__What the task asks__
Reply with only the number of lines that contain the string "Windows".

__Provided data__
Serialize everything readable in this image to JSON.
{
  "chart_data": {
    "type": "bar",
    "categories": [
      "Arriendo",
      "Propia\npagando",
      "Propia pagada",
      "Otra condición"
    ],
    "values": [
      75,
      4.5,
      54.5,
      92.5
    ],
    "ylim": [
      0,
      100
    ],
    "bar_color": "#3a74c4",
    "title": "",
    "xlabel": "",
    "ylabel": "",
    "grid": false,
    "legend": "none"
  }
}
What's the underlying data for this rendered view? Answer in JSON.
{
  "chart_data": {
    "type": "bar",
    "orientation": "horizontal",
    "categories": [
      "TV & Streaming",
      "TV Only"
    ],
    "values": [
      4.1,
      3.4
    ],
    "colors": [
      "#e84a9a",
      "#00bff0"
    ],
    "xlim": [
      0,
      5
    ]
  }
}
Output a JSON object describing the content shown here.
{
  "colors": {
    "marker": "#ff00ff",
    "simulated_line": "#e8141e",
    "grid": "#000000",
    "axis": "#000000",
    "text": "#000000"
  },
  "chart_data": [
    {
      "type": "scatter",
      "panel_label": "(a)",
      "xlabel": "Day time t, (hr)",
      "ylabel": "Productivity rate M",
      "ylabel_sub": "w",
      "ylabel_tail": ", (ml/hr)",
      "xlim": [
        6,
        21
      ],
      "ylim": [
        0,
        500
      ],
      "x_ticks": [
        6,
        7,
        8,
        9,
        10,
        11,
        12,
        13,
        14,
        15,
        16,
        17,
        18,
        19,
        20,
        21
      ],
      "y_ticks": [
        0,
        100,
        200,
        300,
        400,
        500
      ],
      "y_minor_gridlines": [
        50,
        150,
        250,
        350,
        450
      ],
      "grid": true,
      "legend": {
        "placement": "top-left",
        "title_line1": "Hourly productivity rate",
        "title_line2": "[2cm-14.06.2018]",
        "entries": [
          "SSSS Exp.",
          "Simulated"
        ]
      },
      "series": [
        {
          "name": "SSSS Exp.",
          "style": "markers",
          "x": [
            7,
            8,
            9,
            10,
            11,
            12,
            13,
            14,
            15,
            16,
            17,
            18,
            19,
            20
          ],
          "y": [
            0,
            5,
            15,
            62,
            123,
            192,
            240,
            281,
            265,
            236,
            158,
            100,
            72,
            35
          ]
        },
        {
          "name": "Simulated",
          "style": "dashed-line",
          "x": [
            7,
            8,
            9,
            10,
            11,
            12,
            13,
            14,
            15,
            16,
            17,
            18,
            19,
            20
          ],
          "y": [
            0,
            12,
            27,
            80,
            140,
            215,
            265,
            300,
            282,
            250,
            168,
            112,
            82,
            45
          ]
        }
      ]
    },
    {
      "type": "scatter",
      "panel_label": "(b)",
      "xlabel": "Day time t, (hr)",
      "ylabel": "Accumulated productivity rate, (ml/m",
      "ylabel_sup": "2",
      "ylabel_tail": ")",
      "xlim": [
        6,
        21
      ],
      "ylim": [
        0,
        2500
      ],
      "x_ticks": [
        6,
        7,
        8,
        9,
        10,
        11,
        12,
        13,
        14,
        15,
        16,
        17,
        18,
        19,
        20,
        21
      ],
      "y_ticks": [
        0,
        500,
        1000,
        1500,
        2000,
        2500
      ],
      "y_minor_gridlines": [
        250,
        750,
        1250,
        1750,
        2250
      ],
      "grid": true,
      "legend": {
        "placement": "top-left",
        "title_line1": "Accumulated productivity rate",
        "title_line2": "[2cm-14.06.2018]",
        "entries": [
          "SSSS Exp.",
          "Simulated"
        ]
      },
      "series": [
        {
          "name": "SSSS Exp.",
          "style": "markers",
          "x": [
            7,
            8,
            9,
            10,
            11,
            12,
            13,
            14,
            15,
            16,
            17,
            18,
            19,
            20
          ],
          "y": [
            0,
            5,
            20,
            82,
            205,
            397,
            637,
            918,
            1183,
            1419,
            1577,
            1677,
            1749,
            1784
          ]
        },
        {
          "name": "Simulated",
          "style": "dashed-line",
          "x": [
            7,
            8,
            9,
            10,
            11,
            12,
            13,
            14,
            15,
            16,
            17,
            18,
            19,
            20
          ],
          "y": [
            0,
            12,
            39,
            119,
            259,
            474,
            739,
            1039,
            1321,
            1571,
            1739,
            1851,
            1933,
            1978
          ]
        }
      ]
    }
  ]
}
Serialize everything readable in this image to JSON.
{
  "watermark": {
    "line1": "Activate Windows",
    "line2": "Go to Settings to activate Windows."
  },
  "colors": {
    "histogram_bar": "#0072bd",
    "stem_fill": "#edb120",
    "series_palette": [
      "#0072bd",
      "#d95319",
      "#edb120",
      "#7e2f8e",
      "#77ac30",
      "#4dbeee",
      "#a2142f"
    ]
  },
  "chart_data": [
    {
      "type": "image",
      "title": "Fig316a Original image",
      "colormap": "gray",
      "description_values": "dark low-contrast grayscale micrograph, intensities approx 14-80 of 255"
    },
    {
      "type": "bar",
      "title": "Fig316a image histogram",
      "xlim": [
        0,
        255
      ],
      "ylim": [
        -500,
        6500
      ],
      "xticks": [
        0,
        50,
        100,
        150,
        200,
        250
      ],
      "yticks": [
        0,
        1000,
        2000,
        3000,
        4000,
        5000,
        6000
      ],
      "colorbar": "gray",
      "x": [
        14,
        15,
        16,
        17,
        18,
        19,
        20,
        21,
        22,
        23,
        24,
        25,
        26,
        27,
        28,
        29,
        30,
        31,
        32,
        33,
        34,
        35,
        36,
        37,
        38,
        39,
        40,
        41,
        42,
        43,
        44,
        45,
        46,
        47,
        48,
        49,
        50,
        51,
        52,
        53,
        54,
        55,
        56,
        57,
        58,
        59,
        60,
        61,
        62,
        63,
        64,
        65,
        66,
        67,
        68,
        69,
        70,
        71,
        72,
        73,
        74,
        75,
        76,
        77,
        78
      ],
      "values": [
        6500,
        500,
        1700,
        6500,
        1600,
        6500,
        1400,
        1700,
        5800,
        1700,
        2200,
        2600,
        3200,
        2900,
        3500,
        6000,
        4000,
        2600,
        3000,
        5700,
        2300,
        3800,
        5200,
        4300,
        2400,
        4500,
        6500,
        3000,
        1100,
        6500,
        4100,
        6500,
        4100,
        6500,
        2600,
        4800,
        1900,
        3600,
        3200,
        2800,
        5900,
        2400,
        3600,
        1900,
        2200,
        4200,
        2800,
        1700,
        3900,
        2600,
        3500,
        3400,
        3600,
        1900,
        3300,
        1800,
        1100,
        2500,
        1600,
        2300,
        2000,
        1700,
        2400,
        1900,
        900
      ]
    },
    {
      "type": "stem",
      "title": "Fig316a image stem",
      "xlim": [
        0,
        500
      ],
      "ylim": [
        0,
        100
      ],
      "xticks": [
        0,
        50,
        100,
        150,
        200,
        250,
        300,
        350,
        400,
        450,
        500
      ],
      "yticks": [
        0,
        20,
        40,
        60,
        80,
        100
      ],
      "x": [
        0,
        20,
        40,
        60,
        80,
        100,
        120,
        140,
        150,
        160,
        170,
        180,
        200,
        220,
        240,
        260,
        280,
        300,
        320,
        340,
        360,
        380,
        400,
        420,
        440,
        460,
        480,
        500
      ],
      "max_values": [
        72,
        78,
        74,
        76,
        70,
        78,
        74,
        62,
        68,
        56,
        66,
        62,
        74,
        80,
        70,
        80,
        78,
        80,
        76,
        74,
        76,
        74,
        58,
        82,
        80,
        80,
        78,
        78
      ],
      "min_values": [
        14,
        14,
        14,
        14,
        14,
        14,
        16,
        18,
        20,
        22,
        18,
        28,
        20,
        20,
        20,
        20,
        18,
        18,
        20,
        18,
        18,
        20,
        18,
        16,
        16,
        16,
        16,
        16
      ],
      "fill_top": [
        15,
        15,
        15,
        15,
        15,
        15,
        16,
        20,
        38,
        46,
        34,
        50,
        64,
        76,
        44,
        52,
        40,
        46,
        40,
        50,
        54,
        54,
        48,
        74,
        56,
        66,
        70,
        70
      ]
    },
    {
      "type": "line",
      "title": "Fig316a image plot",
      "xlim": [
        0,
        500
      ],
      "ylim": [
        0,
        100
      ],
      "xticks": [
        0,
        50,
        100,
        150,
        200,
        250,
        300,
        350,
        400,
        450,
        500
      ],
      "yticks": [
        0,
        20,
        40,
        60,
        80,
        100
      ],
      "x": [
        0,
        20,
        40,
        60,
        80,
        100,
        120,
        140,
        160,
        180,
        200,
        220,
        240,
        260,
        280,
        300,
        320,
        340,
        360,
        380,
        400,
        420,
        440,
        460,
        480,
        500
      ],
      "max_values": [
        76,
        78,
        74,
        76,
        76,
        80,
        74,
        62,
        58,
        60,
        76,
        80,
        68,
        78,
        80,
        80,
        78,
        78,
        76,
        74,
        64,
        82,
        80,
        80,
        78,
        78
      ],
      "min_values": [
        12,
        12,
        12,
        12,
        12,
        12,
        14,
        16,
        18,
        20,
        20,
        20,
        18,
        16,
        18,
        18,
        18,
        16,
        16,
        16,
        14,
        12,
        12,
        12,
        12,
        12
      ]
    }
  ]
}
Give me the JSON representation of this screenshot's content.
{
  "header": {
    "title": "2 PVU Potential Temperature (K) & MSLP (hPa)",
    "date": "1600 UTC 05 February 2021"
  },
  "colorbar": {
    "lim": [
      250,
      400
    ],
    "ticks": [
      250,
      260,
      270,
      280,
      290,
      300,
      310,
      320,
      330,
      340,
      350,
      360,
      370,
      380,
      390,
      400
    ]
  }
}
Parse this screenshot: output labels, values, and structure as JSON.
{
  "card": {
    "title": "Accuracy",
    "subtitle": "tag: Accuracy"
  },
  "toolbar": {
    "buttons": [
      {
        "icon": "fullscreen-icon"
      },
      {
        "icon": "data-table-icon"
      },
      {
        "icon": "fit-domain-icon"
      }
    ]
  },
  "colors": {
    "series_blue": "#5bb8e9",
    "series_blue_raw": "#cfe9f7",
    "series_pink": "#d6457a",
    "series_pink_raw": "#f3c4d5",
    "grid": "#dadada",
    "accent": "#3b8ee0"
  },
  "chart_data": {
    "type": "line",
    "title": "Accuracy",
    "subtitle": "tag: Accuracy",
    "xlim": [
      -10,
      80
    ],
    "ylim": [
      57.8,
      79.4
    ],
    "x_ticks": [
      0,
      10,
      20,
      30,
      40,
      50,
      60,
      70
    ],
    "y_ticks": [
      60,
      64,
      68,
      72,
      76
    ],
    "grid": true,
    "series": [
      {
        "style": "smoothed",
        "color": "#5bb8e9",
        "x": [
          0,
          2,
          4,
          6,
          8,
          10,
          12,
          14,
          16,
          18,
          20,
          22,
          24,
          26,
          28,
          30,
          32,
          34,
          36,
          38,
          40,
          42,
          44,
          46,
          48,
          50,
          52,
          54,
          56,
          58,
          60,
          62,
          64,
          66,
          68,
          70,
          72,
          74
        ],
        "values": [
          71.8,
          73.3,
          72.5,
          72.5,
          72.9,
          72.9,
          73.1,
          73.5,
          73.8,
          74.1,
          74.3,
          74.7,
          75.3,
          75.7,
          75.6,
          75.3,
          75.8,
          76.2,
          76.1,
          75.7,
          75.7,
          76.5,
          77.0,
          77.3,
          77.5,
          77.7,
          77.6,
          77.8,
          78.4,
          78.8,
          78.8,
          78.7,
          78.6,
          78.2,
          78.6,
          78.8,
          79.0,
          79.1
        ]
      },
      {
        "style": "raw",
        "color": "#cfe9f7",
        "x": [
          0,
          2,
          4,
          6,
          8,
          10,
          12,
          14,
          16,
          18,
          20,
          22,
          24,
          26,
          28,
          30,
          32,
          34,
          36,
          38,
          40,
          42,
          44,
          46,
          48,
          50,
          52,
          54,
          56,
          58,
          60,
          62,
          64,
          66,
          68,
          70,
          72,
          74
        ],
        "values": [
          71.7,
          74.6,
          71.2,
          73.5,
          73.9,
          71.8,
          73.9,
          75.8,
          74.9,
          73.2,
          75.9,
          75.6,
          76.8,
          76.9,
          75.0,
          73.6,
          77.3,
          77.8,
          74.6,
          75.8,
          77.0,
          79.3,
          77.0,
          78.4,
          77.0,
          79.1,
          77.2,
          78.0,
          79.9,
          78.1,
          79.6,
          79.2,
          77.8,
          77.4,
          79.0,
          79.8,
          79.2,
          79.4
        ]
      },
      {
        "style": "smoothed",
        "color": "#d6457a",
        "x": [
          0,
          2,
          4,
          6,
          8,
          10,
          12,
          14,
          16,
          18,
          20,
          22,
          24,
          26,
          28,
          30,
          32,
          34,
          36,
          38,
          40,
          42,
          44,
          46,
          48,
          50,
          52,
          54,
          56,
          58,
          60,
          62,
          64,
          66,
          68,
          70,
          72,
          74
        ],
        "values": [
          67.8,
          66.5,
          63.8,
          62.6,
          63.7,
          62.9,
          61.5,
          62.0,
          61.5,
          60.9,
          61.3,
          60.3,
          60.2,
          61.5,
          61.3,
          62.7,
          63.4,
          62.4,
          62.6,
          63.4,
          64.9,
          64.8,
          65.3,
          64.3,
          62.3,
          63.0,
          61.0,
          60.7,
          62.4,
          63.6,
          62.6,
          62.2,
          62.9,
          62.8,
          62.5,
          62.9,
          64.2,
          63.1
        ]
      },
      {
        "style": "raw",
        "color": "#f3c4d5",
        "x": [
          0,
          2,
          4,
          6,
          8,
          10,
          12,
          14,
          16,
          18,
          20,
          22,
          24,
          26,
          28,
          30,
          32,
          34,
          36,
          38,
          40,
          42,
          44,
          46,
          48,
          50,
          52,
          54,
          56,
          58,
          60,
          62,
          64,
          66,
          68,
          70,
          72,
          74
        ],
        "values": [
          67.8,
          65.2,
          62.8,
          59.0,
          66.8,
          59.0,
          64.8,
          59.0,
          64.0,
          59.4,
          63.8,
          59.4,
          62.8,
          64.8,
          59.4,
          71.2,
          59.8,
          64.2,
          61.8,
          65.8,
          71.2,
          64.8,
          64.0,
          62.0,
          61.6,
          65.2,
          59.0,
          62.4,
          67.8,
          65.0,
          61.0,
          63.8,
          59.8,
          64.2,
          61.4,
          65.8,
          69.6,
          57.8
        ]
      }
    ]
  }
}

__Output__
2